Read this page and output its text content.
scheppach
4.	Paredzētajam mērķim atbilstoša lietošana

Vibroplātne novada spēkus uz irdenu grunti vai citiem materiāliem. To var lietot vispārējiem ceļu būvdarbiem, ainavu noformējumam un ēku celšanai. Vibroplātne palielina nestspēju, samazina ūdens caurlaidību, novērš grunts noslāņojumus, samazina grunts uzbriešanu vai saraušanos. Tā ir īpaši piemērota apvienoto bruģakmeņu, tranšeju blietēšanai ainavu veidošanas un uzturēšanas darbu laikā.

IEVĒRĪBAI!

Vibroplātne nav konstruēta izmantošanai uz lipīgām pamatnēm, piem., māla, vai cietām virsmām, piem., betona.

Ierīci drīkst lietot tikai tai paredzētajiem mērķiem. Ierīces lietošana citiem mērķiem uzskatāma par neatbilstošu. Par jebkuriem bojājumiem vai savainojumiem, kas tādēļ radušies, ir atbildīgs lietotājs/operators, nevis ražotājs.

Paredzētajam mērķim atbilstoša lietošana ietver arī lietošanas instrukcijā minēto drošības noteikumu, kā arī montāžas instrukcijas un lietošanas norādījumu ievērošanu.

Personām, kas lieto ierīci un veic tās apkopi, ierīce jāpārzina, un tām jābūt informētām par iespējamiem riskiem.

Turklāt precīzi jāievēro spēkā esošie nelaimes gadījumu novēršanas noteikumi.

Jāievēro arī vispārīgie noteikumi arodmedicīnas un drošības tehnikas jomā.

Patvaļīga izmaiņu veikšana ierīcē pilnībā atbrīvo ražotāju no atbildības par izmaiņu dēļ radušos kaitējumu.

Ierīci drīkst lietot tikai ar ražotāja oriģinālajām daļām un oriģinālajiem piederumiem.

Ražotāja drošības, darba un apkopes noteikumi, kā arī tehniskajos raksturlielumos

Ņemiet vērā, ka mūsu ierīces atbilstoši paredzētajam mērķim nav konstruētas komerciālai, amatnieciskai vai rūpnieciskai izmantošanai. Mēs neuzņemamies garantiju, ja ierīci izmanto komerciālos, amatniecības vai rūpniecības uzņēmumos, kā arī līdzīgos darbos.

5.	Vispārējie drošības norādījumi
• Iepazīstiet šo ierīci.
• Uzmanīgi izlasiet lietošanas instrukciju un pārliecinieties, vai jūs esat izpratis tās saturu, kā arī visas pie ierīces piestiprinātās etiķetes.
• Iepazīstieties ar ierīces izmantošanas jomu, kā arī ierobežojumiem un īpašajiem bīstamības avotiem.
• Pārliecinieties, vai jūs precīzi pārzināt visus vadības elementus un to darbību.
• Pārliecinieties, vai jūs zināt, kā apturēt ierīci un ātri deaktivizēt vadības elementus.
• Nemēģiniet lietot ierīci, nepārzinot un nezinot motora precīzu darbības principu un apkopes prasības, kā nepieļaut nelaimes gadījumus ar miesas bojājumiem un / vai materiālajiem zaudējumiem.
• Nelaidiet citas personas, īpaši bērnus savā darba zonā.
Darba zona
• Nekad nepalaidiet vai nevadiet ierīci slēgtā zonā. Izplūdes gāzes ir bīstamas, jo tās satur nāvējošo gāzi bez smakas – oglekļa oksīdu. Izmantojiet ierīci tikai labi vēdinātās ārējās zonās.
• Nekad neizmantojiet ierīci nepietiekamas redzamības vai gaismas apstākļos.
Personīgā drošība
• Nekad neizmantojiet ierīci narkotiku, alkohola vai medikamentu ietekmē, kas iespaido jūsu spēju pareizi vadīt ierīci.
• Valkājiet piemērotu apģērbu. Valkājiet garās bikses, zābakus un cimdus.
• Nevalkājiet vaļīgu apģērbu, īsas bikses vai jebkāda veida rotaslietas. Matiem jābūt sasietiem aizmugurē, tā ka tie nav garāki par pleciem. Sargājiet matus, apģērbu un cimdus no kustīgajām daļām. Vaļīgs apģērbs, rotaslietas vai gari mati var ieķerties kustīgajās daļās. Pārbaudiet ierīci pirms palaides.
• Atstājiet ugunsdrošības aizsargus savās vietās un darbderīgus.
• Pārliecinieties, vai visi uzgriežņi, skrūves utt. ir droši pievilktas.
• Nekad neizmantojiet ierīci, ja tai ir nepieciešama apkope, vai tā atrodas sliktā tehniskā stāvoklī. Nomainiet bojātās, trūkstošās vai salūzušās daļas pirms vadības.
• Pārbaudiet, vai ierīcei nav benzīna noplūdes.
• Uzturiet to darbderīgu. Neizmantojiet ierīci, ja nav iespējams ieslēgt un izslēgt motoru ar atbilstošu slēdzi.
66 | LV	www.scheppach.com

Problem to work on | Your task is to reproduce the whole listing exactly.

Finished exercise |
Read this page and output its text content.
scheppach
4.	Paredzētajam mērķim atbilstoša lietošana

Vibroplātne novada spēkus uz irdenu grunti vai citiem materiāliem. To var lietot vispārējiem ceļu būvdarbiem, ainavu noformējumam un ēku celšanai. Vibroplātne palielina nestspēju, samazina ūdens caurlaidību, novērš grunts noslāņojumus, samazina grunts uzbriešanu vai saraušanos. Tā ir īpaši piemērota apvienoto bruģakmeņu, tranšeju blietēšanai ainavu veidošanas un uzturēšanas darbu laikā.

IEVĒRĪBAI!

Vibroplātne nav konstruēta izmantošanai uz lipīgām pamatnēm, piem., māla, vai cietām virsmām, piem., betona.

Ierīci drīkst lietot tikai tai paredzētajiem mērķiem. Ierīces lietošana citiem mērķiem uzskatāma par neatbilstošu. Par jebkuriem bojājumiem vai savainojumiem, kas tādēļ radušies, ir atbildīgs lietotājs/operators, nevis ražotājs.

Paredzētajam mērķim atbilstoša lietošana ietver arī lietošanas instrukcijā minēto drošības noteikumu, kā arī montāžas instrukcijas un lietošanas norādījumu ievērošanu.

Personām, kas lieto ierīci un veic tās apkopi, ierīce jāpārzina, un tām jābūt informētām par iespējamiem riskiem.

Turklāt precīzi jāievēro spēkā esošie nelaimes gadījumu novēršanas noteikumi.

Jāievēro arī vispārīgie noteikumi arodmedicīnas un drošības tehnikas jomā.

Patvaļīga izmaiņu veikšana ierīcē pilnībā atbrīvo ražotāju no atbildības par izmaiņu dēļ radušos kaitējumu.

Ierīci drīkst lietot tikai ar ražotāja oriģinālajām daļām un oriģinālajiem piederumiem.

Ražotāja drošības, darba un apkopes noteikumi, kā arī tehniskajos raksturlielumos

Ņemiet vērā, ka mūsu ierīces atbilstoši paredzētajam mērķim nav konstruētas komerciālai, amatnieciskai vai rūpnieciskai izmantošanai. Mēs neuzņemamies garantiju, ja ierīci izmanto komerciālos, amatniecības vai rūpniecības uzņēmumos, kā arī līdzīgos darbos.

5.	Vispārējie drošības norādījumi
• Iepazīstiet šo ierīci.
• Uzmanīgi izlasiet lietošanas instrukciju un pārliecinieties, vai jūs esat izpratis tās saturu, kā arī visas pie ierīces piestiprinātās etiķetes.
• Iepazīstieties ar ierīces izmantošanas jomu, kā arī ierobežojumiem un īpašajiem bīstamības avotiem.
• Pārliecinieties, vai jūs precīzi pārzināt visus vadības elementus un to darbību.
• Pārliecinieties, vai jūs zināt, kā apturēt ierīci un ātri deaktivizēt vadības elementus.
• Nemēģiniet lietot ierīci, nepārzinot un nezinot motora precīzu darbības principu un apkopes prasības, kā nepieļaut nelaimes gadījumus ar miesas bojājumiem un / vai materiālajiem zaudējumiem.
• Nelaidiet citas personas, īpaši bērnus savā darba zonā.
Darba zona
• Nekad nepalaidiet vai nevadiet ierīci slēgtā zonā. Izplūdes gāzes ir bīstamas, jo tās satur nāvējošo gāzi bez smakas – oglekļa oksīdu. Izmantojiet ierīci tikai labi vēdinātās ārējās zonās.
• Nekad neizmantojiet ierīci nepietiekamas redzamības vai gaismas apstākļos.
Personīgā drošība
• Nekad neizmantojiet ierīci narkotiku, alkohola vai medikamentu ietekmē, kas iespaido jūsu spēju pareizi vadīt ierīci.
• Valkājiet piemērotu apģērbu. Valkājiet garās bikses, zābakus un cimdus.
• Nevalkājiet vaļīgu apģērbu, īsas bikses vai jebkāda veida rotaslietas. Matiem jābūt sasietiem aizmugurē, tā ka tie nav garāki par pleciem. Sargājiet matus, apģērbu un cimdus no kustīgajām daļām. Vaļīgs apģērbs, rotaslietas vai gari mati var ieķerties kustīgajās daļās. Pārbaudiet ierīci pirms palaides.
• Atstājiet ugunsdrošības aizsargus savās vietās un darbderīgus.
• Pārliecinieties, vai visi uzgriežņi, skrūves utt. ir droši pievilktas.
• Nekad neizmantojiet ierīci, ja tai ir nepieciešama apkope, vai tā atrodas sliktā tehniskā stāvoklī. Nomainiet bojātās, trūkstošās vai salūzušās daļas pirms vadības.
• Pārbaudiet, vai ierīcei nav benzīna noplūdes.
• Uzturiet to darbderīgu. Neizmantojiet ierīci, ja nav iespējams ieslēgt un izslēgt motoru ar atbilstošu slēdzi.
66 | LV	www.scheppach.com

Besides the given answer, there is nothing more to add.